## What to do
List each line of the data that holds the string "text".

(Extracted data entries)
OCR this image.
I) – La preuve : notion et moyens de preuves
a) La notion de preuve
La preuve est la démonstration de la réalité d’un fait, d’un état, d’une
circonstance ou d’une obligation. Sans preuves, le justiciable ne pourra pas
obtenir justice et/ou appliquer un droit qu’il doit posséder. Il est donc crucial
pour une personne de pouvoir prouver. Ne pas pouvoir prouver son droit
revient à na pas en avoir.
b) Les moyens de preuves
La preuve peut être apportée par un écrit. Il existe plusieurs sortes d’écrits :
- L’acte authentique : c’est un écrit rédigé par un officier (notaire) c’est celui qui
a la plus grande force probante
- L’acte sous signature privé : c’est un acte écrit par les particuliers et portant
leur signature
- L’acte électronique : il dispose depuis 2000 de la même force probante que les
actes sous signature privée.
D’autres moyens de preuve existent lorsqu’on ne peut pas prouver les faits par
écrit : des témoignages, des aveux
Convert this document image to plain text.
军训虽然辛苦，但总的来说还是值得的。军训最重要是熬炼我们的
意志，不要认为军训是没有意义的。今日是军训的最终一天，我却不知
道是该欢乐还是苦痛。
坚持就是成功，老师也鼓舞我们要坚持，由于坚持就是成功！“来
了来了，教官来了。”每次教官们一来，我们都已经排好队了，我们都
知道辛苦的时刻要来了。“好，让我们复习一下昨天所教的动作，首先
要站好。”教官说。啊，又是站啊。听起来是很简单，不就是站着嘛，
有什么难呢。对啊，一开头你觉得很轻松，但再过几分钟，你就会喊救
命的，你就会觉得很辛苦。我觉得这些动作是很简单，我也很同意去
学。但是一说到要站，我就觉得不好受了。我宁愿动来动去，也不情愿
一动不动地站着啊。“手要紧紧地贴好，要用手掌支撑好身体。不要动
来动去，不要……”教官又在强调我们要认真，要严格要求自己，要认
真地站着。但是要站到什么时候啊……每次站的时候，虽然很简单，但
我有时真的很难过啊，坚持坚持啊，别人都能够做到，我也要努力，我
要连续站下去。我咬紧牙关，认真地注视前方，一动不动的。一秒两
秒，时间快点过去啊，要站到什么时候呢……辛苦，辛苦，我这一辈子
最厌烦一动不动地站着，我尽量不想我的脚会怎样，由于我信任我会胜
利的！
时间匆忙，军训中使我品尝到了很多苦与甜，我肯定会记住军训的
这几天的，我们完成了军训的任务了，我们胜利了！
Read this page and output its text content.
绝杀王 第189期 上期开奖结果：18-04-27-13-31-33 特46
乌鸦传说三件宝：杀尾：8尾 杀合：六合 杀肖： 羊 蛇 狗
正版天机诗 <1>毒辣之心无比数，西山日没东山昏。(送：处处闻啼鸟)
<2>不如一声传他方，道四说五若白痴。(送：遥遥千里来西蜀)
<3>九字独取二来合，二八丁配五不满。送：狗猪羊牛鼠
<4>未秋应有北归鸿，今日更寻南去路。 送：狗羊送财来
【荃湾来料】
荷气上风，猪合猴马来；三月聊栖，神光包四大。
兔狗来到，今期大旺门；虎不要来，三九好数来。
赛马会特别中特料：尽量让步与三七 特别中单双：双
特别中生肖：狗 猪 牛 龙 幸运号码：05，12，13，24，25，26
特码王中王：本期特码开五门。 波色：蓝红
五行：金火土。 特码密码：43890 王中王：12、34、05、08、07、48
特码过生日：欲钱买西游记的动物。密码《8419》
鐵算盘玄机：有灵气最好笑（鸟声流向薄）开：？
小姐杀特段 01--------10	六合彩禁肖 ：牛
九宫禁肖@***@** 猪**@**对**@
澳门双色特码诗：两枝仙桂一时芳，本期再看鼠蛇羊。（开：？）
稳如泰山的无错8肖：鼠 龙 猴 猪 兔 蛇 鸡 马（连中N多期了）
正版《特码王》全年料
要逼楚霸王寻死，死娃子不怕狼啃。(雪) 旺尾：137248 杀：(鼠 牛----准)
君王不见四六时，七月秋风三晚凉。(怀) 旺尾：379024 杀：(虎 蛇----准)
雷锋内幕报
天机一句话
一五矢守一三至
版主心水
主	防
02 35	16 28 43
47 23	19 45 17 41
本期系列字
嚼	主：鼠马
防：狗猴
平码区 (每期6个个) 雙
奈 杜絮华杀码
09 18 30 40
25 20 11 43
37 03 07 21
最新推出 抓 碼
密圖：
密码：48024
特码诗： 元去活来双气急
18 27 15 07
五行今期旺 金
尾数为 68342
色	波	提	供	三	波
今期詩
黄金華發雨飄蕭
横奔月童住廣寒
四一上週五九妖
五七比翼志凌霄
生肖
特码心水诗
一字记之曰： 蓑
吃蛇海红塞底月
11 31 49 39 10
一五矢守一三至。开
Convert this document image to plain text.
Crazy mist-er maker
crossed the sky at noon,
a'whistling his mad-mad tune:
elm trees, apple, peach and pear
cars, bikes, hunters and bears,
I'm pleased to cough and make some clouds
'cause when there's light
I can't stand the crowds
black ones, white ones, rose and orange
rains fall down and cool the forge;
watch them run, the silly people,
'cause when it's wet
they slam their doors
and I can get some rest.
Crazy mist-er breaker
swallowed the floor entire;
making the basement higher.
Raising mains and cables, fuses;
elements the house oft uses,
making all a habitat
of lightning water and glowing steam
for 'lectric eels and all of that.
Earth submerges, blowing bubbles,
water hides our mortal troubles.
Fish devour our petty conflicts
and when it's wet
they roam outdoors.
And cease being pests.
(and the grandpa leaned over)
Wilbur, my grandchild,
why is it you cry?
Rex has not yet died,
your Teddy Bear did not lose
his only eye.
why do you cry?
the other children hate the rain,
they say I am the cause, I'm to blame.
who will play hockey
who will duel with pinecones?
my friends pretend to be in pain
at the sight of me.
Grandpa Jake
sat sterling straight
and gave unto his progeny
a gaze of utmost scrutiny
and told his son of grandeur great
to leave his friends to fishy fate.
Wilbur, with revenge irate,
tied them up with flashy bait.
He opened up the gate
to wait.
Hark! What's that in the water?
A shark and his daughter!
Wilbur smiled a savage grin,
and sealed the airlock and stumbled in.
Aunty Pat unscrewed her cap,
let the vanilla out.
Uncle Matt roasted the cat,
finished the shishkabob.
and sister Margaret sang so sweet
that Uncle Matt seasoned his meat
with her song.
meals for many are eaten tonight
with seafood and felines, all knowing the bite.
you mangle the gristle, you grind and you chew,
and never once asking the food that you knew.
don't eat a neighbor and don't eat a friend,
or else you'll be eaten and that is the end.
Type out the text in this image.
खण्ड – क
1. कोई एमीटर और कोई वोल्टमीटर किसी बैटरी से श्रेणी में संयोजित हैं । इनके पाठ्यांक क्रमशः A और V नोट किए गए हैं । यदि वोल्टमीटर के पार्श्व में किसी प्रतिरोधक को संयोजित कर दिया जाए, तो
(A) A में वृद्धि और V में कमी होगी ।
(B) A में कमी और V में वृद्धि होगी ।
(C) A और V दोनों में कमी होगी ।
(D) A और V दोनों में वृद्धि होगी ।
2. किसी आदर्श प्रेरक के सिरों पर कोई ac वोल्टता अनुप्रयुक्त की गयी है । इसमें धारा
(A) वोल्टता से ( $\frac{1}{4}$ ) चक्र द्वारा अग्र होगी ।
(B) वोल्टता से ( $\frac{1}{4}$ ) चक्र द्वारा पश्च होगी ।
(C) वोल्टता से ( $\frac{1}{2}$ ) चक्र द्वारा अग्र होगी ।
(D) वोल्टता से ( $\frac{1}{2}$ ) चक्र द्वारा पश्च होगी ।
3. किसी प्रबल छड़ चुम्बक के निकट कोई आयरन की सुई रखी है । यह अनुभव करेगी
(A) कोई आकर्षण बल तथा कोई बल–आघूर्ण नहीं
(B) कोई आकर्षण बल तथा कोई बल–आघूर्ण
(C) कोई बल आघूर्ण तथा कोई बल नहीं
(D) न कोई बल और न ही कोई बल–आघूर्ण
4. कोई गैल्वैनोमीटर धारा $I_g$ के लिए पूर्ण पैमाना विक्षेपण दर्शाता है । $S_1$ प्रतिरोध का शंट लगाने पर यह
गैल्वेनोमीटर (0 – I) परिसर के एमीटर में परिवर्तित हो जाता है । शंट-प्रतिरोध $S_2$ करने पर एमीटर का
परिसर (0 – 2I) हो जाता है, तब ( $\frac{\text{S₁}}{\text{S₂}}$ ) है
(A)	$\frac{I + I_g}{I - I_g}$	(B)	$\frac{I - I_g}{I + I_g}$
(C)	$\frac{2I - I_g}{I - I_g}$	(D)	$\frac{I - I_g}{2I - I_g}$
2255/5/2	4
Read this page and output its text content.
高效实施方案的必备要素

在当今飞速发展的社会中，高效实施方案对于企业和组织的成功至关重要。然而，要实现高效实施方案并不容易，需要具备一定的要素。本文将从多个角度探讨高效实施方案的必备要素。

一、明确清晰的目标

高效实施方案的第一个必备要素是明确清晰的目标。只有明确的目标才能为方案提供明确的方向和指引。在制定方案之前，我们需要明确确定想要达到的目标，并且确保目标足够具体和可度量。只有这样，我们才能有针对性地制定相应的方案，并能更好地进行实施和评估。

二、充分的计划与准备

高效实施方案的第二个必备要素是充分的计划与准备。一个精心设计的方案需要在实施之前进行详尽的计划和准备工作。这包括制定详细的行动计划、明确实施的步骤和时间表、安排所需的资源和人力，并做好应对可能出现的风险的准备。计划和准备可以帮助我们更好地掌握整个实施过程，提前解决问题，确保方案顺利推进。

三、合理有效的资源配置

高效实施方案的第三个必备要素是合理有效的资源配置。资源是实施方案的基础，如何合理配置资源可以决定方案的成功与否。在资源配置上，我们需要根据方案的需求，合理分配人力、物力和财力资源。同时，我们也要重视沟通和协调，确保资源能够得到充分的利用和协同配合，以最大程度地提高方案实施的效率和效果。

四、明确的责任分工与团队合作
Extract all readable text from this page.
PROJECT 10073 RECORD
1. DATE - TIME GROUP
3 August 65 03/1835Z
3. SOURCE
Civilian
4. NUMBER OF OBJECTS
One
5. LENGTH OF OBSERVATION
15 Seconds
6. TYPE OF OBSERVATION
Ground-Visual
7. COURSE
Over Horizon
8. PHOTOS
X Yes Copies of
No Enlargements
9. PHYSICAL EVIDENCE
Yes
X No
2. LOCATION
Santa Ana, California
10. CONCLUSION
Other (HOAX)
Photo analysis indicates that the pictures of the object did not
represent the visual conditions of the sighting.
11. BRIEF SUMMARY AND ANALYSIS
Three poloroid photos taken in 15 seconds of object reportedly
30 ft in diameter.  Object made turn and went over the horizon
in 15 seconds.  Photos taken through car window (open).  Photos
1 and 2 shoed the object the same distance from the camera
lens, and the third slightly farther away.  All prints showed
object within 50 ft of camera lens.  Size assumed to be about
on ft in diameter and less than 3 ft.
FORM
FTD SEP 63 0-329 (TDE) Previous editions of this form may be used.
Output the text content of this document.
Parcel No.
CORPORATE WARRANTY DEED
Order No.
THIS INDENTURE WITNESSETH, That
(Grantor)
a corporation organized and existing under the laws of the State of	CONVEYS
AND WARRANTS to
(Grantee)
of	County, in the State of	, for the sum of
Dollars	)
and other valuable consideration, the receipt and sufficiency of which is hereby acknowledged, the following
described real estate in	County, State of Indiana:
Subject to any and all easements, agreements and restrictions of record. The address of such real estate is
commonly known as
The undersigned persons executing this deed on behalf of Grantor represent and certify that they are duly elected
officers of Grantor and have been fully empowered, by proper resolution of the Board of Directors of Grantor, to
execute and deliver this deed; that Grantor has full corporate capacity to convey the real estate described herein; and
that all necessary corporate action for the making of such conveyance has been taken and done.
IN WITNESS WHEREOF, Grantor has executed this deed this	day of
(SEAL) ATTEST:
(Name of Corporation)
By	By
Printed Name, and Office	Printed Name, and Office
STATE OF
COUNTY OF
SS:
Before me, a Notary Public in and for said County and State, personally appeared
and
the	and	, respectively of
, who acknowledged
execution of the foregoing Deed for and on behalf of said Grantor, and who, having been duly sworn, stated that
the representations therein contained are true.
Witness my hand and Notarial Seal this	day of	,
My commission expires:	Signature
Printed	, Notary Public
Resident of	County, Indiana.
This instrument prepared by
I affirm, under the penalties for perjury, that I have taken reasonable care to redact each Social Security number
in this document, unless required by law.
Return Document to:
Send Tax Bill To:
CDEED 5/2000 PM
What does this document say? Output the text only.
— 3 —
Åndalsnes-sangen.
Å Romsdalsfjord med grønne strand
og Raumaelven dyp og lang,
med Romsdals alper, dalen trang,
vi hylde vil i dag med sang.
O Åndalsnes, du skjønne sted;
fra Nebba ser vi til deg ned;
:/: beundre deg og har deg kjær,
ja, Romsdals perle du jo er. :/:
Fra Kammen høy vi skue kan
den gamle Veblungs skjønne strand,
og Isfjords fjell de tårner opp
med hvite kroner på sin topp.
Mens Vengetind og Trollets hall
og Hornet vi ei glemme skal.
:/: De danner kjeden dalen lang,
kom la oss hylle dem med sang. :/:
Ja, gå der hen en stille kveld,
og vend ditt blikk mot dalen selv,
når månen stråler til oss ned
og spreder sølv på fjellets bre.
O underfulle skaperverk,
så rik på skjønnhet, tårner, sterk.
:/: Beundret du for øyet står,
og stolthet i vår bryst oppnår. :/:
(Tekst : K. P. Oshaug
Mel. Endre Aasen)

## Completed task
Convert this document image to plain text.
Read this page and output its text content.
Convert this document image to plain text.
Type out the text in this image.
परिसर (0 – 2I) हो जाता है, तब ( $\frac{\text{S₁}}{\text{S₂}}$ ) है
Read this page and output its text content.
Extract all readable text from this page.
Output the text content of this document.
What does this document say? Output the text only.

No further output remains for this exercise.